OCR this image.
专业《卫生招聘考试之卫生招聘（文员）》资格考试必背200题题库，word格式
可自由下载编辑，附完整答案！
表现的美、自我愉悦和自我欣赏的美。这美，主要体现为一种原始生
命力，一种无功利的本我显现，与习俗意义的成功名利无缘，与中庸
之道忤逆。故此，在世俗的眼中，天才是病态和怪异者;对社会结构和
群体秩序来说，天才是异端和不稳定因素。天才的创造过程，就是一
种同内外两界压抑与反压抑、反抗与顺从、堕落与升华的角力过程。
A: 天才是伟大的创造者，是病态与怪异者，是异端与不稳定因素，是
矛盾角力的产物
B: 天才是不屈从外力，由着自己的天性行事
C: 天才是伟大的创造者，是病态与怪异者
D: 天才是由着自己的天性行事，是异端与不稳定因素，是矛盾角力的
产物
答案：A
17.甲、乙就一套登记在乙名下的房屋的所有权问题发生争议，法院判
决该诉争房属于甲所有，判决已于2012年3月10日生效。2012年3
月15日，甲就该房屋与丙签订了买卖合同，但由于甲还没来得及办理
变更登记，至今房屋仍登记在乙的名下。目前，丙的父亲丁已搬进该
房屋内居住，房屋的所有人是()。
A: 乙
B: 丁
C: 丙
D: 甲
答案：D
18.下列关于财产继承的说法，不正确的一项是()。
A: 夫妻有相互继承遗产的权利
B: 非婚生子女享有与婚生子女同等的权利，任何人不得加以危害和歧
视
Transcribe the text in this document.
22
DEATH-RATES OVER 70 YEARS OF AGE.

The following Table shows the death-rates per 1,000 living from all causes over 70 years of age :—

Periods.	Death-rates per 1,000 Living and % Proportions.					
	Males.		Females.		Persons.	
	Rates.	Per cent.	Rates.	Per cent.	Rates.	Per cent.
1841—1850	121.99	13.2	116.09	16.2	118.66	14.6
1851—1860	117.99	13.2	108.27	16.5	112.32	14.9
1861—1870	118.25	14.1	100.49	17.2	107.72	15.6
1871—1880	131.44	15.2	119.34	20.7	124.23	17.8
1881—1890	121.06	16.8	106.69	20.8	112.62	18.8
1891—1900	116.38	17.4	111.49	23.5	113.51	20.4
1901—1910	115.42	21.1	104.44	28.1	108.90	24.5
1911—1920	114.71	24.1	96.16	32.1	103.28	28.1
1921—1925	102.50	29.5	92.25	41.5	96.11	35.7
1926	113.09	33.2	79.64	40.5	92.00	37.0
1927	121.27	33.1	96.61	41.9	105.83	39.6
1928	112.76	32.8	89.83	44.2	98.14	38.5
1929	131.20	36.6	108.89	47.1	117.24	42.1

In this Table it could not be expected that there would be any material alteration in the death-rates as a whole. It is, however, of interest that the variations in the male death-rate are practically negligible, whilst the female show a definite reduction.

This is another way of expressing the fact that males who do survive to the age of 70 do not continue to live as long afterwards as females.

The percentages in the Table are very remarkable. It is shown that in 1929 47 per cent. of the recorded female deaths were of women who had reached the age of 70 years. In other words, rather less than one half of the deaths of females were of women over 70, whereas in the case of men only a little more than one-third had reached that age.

• [The request] Reproduce the material above without altering a single character.

• [Full solution]
OCR this image.
专业《卫生招聘考试之卫生招聘（文员）》资格考试必背200题题库，word格式
可自由下载编辑，附完整答案！
表现的美、自我愉悦和自我欣赏的美。这美，主要体现为一种原始生
命力，一种无功利的本我显现，与习俗意义的成功名利无缘，与中庸
之道忤逆。故此，在世俗的眼中，天才是病态和怪异者;对社会结构和
群体秩序来说，天才是异端和不稳定因素。天才的创造过程，就是一
种同内外两界压抑与反压抑、反抗与顺从、堕落与升华的角力过程。
A: 天才是伟大的创造者，是病态与怪异者，是异端与不稳定因素，是
矛盾角力的产物
B: 天才是不屈从外力，由着自己的天性行事
C: 天才是伟大的创造者，是病态与怪异者
D: 天才是由着自己的天性行事，是异端与不稳定因素，是矛盾角力的
产物
答案：A
17.甲、乙就一套登记在乙名下的房屋的所有权问题发生争议，法院判
决该诉争房属于甲所有，判决已于2012年3月10日生效。2012年3
月15日，甲就该房屋与丙签订了买卖合同，但由于甲还没来得及办理
变更登记，至今房屋仍登记在乙的名下。目前，丙的父亲丁已搬进该
房屋内居住，房屋的所有人是()。
A: 乙
B: 丁
C: 丙
D: 甲
答案：D
18.下列关于财产继承的说法，不正确的一项是()。
A: 夫妻有相互继承遗产的权利
B: 非婚生子女享有与婚生子女同等的权利，任何人不得加以危害和歧
视
Transcribe the text in this document.
22
DEATH-RATES OVER 70 YEARS OF AGE.

The following Table shows the death-rates per 1,000 living from all causes over 70 years of age :—

Periods.	Death-rates per 1,000 Living and % Proportions.					
	Males.		Females.		Persons.	
	Rates.	Per cent.	Rates.	Per cent.	Rates.	Per cent.
1841—1850	121.99	13.2	116.09	16.2	118.66	14.6
1851—1860	117.99	13.2	108.27	16.5	112.32	14.9
1861—1870	118.25	14.1	100.49	17.2	107.72	15.6
1871—1880	131.44	15.2	119.34	20.7	124.23	17.8
1881—1890	121.06	16.8	106.69	20.8	112.62	18.8
1891—1900	116.38	17.4	111.49	23.5	113.51	20.4
1901—1910	115.42	21.1	104.44	28.1	108.90	24.5
1911—1920	114.71	24.1	96.16	32.1	103.28	28.1
1921—1925	102.50	29.5	92.25	41.5	96.11	35.7
1926	113.09	33.2	79.64	40.5	92.00	37.0
1927	121.27	33.1	96.61	41.9	105.83	39.6
1928	112.76	32.8	89.83	44.2	98.14	38.5
1929	131.20	36.6	108.89	47.1	117.24	42.1

In this Table it could not be expected that there would be any material alteration in the death-rates as a whole. It is, however, of interest that the variations in the male death-rate are practically negligible, whilst the female show a definite reduction.

This is another way of expressing the fact that males who do survive to the age of 70 do not continue to live as long afterwards as females.

The percentages in the Table are very remarkable. It is shown that in 1929 47 per cent. of the recorded female deaths were of women who had reached the age of 70 years. In other words, rather less than one half of the deaths of females were of women over 70, whereas in the case of men only a little more than one-third had reached that age.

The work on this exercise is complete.